[DATA SUPPLIED]
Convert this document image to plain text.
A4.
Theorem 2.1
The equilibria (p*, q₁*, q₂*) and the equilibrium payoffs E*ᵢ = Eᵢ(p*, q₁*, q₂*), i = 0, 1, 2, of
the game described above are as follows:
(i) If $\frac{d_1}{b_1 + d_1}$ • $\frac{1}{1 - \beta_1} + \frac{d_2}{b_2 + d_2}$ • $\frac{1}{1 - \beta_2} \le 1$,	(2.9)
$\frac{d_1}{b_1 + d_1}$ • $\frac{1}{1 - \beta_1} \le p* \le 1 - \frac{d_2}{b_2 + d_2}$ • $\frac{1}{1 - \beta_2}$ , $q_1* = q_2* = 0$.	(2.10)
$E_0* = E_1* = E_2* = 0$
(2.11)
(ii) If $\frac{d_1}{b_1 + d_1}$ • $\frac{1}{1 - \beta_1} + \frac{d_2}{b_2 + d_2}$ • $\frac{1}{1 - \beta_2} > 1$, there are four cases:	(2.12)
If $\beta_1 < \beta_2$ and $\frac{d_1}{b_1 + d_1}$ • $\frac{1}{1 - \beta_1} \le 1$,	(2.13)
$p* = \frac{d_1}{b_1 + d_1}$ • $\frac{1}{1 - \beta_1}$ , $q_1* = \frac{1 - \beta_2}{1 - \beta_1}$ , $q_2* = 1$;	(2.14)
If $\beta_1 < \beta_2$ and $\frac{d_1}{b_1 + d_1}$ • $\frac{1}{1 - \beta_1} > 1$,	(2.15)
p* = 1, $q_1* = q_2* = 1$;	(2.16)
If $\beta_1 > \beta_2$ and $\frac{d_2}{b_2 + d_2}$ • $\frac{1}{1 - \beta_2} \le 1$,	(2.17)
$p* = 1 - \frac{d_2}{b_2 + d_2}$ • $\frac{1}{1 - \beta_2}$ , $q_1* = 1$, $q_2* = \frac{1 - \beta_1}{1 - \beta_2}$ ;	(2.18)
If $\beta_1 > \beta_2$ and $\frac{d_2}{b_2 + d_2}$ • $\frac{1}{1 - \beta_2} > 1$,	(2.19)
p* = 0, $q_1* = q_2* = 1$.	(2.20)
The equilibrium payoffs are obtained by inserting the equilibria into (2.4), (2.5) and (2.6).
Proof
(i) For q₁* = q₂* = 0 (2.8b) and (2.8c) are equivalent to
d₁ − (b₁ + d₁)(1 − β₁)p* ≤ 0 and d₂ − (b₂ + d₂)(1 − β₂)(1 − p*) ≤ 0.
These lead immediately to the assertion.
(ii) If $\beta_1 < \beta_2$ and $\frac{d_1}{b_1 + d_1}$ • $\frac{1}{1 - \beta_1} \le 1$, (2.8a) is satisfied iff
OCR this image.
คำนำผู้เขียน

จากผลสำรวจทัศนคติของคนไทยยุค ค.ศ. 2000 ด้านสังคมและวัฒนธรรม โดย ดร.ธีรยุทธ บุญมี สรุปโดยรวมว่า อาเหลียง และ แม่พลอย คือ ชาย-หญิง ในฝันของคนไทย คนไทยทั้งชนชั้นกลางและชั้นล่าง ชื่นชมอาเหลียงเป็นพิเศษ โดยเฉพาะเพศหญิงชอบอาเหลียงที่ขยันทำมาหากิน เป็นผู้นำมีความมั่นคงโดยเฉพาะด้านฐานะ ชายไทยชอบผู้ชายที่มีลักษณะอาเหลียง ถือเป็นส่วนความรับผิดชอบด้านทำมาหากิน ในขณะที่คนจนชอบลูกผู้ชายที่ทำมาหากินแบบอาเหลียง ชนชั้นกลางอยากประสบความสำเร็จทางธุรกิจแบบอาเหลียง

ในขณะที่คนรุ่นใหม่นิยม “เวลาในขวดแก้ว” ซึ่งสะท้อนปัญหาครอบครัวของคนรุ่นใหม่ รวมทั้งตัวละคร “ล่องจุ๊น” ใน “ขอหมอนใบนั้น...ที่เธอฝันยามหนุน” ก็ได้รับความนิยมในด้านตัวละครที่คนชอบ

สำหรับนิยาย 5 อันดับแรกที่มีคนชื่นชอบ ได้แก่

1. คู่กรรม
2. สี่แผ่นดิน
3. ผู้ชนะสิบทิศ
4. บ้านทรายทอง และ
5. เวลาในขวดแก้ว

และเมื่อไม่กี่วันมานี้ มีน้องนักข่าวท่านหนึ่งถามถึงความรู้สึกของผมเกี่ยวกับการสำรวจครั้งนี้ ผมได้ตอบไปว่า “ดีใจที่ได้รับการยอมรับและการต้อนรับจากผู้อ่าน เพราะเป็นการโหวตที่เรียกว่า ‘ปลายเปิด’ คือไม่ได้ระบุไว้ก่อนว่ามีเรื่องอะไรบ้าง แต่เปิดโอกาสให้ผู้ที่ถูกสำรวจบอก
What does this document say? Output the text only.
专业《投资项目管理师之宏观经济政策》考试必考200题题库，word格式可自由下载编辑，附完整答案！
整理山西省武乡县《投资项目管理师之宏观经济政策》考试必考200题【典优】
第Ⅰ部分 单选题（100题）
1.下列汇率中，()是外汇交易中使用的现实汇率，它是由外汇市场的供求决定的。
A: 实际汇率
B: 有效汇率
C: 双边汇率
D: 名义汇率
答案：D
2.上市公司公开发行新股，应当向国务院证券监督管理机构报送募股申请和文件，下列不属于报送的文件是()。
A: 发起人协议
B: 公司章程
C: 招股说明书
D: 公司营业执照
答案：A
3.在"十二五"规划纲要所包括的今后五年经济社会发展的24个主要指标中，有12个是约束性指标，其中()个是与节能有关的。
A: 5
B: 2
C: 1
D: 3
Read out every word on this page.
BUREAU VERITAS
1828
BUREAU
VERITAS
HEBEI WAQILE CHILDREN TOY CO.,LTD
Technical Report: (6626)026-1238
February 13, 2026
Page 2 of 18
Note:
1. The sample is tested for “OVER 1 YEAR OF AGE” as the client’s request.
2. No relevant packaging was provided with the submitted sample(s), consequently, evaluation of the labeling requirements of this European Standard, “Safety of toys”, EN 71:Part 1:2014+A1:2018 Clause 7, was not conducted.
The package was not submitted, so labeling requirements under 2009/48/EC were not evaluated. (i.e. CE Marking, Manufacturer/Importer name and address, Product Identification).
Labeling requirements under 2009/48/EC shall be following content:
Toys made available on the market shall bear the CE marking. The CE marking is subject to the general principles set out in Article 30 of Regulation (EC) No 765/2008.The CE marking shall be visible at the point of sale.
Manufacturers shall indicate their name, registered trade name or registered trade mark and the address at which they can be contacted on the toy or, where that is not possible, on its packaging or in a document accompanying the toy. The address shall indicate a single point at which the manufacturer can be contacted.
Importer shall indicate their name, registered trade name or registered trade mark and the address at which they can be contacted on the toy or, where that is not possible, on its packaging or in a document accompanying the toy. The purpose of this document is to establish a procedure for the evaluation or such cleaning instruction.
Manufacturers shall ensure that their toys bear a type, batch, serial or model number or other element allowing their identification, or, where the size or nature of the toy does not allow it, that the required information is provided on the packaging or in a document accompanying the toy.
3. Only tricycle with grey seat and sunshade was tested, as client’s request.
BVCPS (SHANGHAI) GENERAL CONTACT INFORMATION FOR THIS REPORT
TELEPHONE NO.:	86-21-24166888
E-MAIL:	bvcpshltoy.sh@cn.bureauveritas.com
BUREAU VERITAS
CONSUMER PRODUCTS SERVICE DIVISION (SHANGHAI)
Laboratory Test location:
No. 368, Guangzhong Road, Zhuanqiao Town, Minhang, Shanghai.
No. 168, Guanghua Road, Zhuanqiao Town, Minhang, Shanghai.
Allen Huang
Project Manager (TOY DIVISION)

[WORK TO DO] Recopy the entries above exactly, with every line included.

[RIGHT ANSWER]
Convert this document image to plain text.
A4.
Theorem 2.1
The equilibria (p*, q₁*, q₂*) and the equilibrium payoffs E*ᵢ = Eᵢ(p*, q₁*, q₂*), i = 0, 1, 2, of
the game described above are as follows:
(i) If $\frac{d_1}{b_1 + d_1}$ • $\frac{1}{1 - \beta_1} + \frac{d_2}{b_2 + d_2}$ • $\frac{1}{1 - \beta_2} \le 1$,	(2.9)
$\frac{d_1}{b_1 + d_1}$ • $\frac{1}{1 - \beta_1} \le p* \le 1 - \frac{d_2}{b_2 + d_2}$ • $\frac{1}{1 - \beta_2}$ , $q_1* = q_2* = 0$.	(2.10)
$E_0* = E_1* = E_2* = 0$
(2.11)
(ii) If $\frac{d_1}{b_1 + d_1}$ • $\frac{1}{1 - \beta_1} + \frac{d_2}{b_2 + d_2}$ • $\frac{1}{1 - \beta_2} > 1$, there are four cases:	(2.12)
If $\beta_1 < \beta_2$ and $\frac{d_1}{b_1 + d_1}$ • $\frac{1}{1 - \beta_1} \le 1$,	(2.13)
$p* = \frac{d_1}{b_1 + d_1}$ • $\frac{1}{1 - \beta_1}$ , $q_1* = \frac{1 - \beta_2}{1 - \beta_1}$ , $q_2* = 1$;	(2.14)
If $\beta_1 < \beta_2$ and $\frac{d_1}{b_1 + d_1}$ • $\frac{1}{1 - \beta_1} > 1$,	(2.15)
p* = 1, $q_1* = q_2* = 1$;	(2.16)
If $\beta_1 > \beta_2$ and $\frac{d_2}{b_2 + d_2}$ • $\frac{1}{1 - \beta_2} \le 1$,	(2.17)
$p* = 1 - \frac{d_2}{b_2 + d_2}$ • $\frac{1}{1 - \beta_2}$ , $q_1* = 1$, $q_2* = \frac{1 - \beta_1}{1 - \beta_2}$ ;	(2.18)
If $\beta_1 > \beta_2$ and $\frac{d_2}{b_2 + d_2}$ • $\frac{1}{1 - \beta_2} > 1$,	(2.19)
p* = 0, $q_1* = q_2* = 1$.	(2.20)
The equilibrium payoffs are obtained by inserting the equilibria into (2.4), (2.5) and (2.6).
Proof
(i) For q₁* = q₂* = 0 (2.8b) and (2.8c) are equivalent to
d₁ − (b₁ + d₁)(1 − β₁)p* ≤ 0 and d₂ − (b₂ + d₂)(1 − β₂)(1 − p*) ≤ 0.
These lead immediately to the assertion.
(ii) If $\beta_1 < \beta_2$ and $\frac{d_1}{b_1 + d_1}$ • $\frac{1}{1 - \beta_1} \le 1$, (2.8a) is satisfied iff
OCR this image.
คำนำผู้เขียน

จากผลสำรวจทัศนคติของคนไทยยุค ค.ศ. 2000 ด้านสังคมและวัฒนธรรม โดย ดร.ธีรยุทธ บุญมี สรุปโดยรวมว่า อาเหลียง และ แม่พลอย คือ ชาย-หญิง ในฝันของคนไทย คนไทยทั้งชนชั้นกลางและชั้นล่าง ชื่นชมอาเหลียงเป็นพิเศษ โดยเฉพาะเพศหญิงชอบอาเหลียงที่ขยันทำมาหากิน เป็นผู้นำมีความมั่นคงโดยเฉพาะด้านฐานะ ชายไทยชอบผู้ชายที่มีลักษณะอาเหลียง ถือเป็นส่วนความรับผิดชอบด้านทำมาหากิน ในขณะที่คนจนชอบลูกผู้ชายที่ทำมาหากินแบบอาเหลียง ชนชั้นกลางอยากประสบความสำเร็จทางธุรกิจแบบอาเหลียง

ในขณะที่คนรุ่นใหม่นิยม “เวลาในขวดแก้ว” ซึ่งสะท้อนปัญหาครอบครัวของคนรุ่นใหม่ รวมทั้งตัวละคร “ล่องจุ๊น” ใน “ขอหมอนใบนั้น...ที่เธอฝันยามหนุน” ก็ได้รับความนิยมในด้านตัวละครที่คนชอบ

สำหรับนิยาย 5 อันดับแรกที่มีคนชื่นชอบ ได้แก่

1. คู่กรรม
2. สี่แผ่นดิน
3. ผู้ชนะสิบทิศ
4. บ้านทรายทอง และ
5. เวลาในขวดแก้ว

และเมื่อไม่กี่วันมานี้ มีน้องนักข่าวท่านหนึ่งถามถึงความรู้สึกของผมเกี่ยวกับการสำรวจครั้งนี้ ผมได้ตอบไปว่า “ดีใจที่ได้รับการยอมรับและการต้อนรับจากผู้อ่าน เพราะเป็นการโหวตที่เรียกว่า ‘ปลายเปิด’ คือไม่ได้ระบุไว้ก่อนว่ามีเรื่องอะไรบ้าง แต่เปิดโอกาสให้ผู้ที่ถูกสำรวจบอก
What does this document say? Output the text only.
专业《投资项目管理师之宏观经济政策》考试必考200题题库，word格式可自由下载编辑，附完整答案！
整理山西省武乡县《投资项目管理师之宏观经济政策》考试必考200题【典优】
第Ⅰ部分 单选题（100题）
1.下列汇率中，()是外汇交易中使用的现实汇率，它是由外汇市场的供求决定的。
A: 实际汇率
B: 有效汇率
C: 双边汇率
D: 名义汇率
答案：D
2.上市公司公开发行新股，应当向国务院证券监督管理机构报送募股申请和文件，下列不属于报送的文件是()。
A: 发起人协议
B: 公司章程
C: 招股说明书
D: 公司营业执照
答案：A
3.在"十二五"规划纲要所包括的今后五年经济社会发展的24个主要指标中，有12个是约束性指标，其中()个是与节能有关的。
A: 5
B: 2
C: 1
D: 3
Read out every word on this page.
BUREAU VERITAS
1828
BUREAU
VERITAS
HEBEI WAQILE CHILDREN TOY CO.,LTD
Technical Report: (6626)026-1238
February 13, 2026
Page 2 of 18
Note:
1. The sample is tested for “OVER 1 YEAR OF AGE” as the client’s request.
2. No relevant packaging was provided with the submitted sample(s), consequently, evaluation of the labeling requirements of this European Standard, “Safety of toys”, EN 71:Part 1:2014+A1:2018 Clause 7, was not conducted.
The package was not submitted, so labeling requirements under 2009/48/EC were not evaluated. (i.e. CE Marking, Manufacturer/Importer name and address, Product Identification).
Labeling requirements under 2009/48/EC shall be following content:
Toys made available on the market shall bear the CE marking. The CE marking is subject to the general principles set out in Article 30 of Regulation (EC) No 765/2008.The CE marking shall be visible at the point of sale.
Manufacturers shall indicate their name, registered trade name or registered trade mark and the address at which they can be contacted on the toy or, where that is not possible, on its packaging or in a document accompanying the toy. The address shall indicate a single point at which the manufacturer can be contacted.
Importer shall indicate their name, registered trade name or registered trade mark and the address at which they can be contacted on the toy or, where that is not possible, on its packaging or in a document accompanying the toy. The purpose of this document is to establish a procedure for the evaluation or such cleaning instruction.
Manufacturers shall ensure that their toys bear a type, batch, serial or model number or other element allowing their identification, or, where the size or nature of the toy does not allow it, that the required information is provided on the packaging or in a document accompanying the toy.
3. Only tricycle with grey seat and sunshade was tested, as client’s request.
BVCPS (SHANGHAI) GENERAL CONTACT INFORMATION FOR THIS REPORT
TELEPHONE NO.:	86-21-24166888
E-MAIL:	bvcpshltoy.sh@cn.bureauveritas.com
BUREAU VERITAS
CONSUMER PRODUCTS SERVICE DIVISION (SHANGHAI)
Laboratory Test location:
No. 368, Guangzhong Road, Zhuanqiao Town, Minhang, Shanghai.
No. 168, Guanghua Road, Zhuanqiao Town, Minhang, Shanghai.
Allen Huang
Project Manager (TOY DIVISION)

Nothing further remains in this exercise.